Problem statement:
Copy down all of the data underneath, exactly as shown.

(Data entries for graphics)
____

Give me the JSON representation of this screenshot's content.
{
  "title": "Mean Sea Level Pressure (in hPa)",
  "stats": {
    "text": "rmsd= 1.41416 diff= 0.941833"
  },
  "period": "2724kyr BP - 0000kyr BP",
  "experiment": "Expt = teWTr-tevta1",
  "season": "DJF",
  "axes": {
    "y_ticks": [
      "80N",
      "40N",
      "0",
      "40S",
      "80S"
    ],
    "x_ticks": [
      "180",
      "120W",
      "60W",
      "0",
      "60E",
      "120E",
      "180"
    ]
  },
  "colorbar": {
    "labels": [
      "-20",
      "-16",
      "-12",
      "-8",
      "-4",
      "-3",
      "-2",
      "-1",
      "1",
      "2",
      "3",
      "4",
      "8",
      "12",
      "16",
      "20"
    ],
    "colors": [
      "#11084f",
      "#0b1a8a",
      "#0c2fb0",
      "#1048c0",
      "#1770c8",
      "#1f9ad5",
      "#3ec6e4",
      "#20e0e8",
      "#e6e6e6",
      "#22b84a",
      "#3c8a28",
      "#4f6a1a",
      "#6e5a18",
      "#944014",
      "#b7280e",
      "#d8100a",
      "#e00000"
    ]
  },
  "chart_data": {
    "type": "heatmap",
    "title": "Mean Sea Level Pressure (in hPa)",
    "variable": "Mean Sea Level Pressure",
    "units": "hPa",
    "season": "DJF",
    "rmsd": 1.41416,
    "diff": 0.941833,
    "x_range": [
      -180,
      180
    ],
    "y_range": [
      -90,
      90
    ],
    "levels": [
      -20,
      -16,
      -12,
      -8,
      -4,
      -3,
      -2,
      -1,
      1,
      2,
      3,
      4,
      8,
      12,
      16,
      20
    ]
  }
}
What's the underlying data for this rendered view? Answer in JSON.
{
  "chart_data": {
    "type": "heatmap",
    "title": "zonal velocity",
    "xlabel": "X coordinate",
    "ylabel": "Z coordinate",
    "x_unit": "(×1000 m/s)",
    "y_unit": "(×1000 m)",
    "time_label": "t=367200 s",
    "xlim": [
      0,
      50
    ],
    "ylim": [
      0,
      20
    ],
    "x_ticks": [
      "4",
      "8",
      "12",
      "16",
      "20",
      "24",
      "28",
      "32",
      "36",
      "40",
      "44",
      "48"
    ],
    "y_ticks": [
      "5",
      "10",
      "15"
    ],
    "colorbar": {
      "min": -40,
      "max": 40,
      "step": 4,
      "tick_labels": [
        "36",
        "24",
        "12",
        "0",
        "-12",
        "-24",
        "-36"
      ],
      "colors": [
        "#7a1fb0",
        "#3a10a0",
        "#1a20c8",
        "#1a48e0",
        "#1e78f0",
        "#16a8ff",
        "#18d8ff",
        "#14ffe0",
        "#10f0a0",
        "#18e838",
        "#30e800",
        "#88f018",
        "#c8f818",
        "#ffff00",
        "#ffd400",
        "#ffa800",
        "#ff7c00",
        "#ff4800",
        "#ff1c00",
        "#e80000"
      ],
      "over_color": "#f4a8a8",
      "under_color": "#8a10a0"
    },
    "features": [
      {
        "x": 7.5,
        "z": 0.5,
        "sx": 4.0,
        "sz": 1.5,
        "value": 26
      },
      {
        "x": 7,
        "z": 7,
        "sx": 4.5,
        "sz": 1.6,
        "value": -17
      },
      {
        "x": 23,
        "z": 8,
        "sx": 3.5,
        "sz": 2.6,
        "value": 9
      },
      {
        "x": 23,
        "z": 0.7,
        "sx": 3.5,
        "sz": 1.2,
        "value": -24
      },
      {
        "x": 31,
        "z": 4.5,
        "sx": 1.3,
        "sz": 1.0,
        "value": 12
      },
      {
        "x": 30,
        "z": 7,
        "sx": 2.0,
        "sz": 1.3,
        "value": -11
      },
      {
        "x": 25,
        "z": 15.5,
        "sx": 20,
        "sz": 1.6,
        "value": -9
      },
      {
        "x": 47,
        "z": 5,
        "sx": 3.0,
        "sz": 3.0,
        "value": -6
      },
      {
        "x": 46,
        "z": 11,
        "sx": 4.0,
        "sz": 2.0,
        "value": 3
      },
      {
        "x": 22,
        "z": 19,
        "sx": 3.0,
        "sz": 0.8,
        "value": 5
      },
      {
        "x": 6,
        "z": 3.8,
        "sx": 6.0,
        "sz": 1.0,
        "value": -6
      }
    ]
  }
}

____

Solution for this exercise:
Give me the JSON representation of this screenshot's content.
{
  "title": "Mean Sea Level Pressure (in hPa)",
  "stats": {
    "text": "rmsd= 1.41416 diff= 0.941833"
  },
  "period": "2724kyr BP - 0000kyr BP",
  "experiment": "Expt = teWTr-tevta1",
  "season": "DJF",
  "axes": {
    "y_ticks": [
      "80N",
      "40N",
      "0",
      "40S",
      "80S"
    ],
    "x_ticks": [
      "180",
      "120W",
      "60W",
      "0",
      "60E",
      "120E",
      "180"
    ]
  },
  "colorbar": {
    "labels": [
      "-20",
      "-16",
      "-12",
      "-8",
      "-4",
      "-3",
      "-2",
      "-1",
      "1",
      "2",
      "3",
      "4",
      "8",
      "12",
      "16",
      "20"
    ],
    "colors": [
      "#11084f",
      "#0b1a8a",
      "#0c2fb0",
      "#1048c0",
      "#1770c8",
      "#1f9ad5",
      "#3ec6e4",
      "#20e0e8",
      "#e6e6e6",
      "#22b84a",
      "#3c8a28",
      "#4f6a1a",
      "#6e5a18",
      "#944014",
      "#b7280e",
      "#d8100a",
      "#e00000"
    ]
  },
  "chart_data": {
    "type": "heatmap",
    "title": "Mean Sea Level Pressure (in hPa)",
    "variable": "Mean Sea Level Pressure",
    "units": "hPa",
    "season": "DJF",
    "rmsd": 1.41416,
    "diff": 0.941833,
    "x_range": [
      -180,
      180
    ],
    "y_range": [
      -90,
      90
    ],
    "levels": [
      -20,
      -16,
      -12,
      -8,
      -4,
      -3,
      -2,
      -1,
      1,
      2,
      3,
      4,
      8,
      12,
      16,
      20
    ]
  }
}
What's the underlying data for this rendered view? Answer in JSON.
{
  "chart_data": {
    "type": "heatmap",
    "title": "zonal velocity",
    "xlabel": "X coordinate",
    "ylabel": "Z coordinate",
    "x_unit": "(×1000 m/s)",
    "y_unit": "(×1000 m)",
    "time_label": "t=367200 s",
    "xlim": [
      0,
      50
    ],
    "ylim": [
      0,
      20
    ],
    "x_ticks": [
      "4",
      "8",
      "12",
      "16",
      "20",
      "24",
      "28",
      "32",
      "36",
      "40",
      "44",
      "48"
    ],
    "y_ticks": [
      "5",
      "10",
      "15"
    ],
    "colorbar": {
      "min": -40,
      "max": 40,
      "step": 4,
      "tick_labels": [
        "36",
        "24",
        "12",
        "0",
        "-12",
        "-24",
        "-36"
      ],
      "colors": [
        "#7a1fb0",
        "#3a10a0",
        "#1a20c8",
        "#1a48e0",
        "#1e78f0",
        "#16a8ff",
        "#18d8ff",
        "#14ffe0",
        "#10f0a0",
        "#18e838",
        "#30e800",
        "#88f018",
        "#c8f818",
        "#ffff00",
        "#ffd400",
        "#ffa800",
        "#ff7c00",
        "#ff4800",
        "#ff1c00",
        "#e80000"
      ],
      "over_color": "#f4a8a8",
      "under_color": "#8a10a0"
    },
    "features": [
      {
        "x": 7.5,
        "z": 0.5,
        "sx": 4.0,
        "sz": 1.5,
        "value": 26
      },
      {
        "x": 7,
        "z": 7,
        "sx": 4.5,
        "sz": 1.6,
        "value": -17
      },
      {
        "x": 23,
        "z": 8,
        "sx": 3.5,
        "sz": 2.6,
        "value": 9
      },
      {
        "x": 23,
        "z": 0.7,
        "sx": 3.5,
        "sz": 1.2,
        "value": -24
      },
      {
        "x": 31,
        "z": 4.5,
        "sx": 1.3,
        "sz": 1.0,
        "value": 12
      },
      {
        "x": 30,
        "z": 7,
        "sx": 2.0,
        "sz": 1.3,
        "value": -11
      },
      {
        "x": 25,
        "z": 15.5,
        "sx": 20,
        "sz": 1.6,
        "value": -9
      },
      {
        "x": 47,
        "z": 5,
        "sx": 3.0,
        "sz": 3.0,
        "value": -6
      },
      {
        "x": 46,
        "z": 11,
        "sx": 4.0,
        "sz": 2.0,
        "value": 3
      },
      {
        "x": 22,
        "z": 19,
        "sx": 3.0,
        "sz": 0.8,
        "value": 5
      },
      {
        "x": 6,
        "z": 3.8,
        "sx": 6.0,
        "sz": 1.0,
        "value": -6
      }
    ]
  }
}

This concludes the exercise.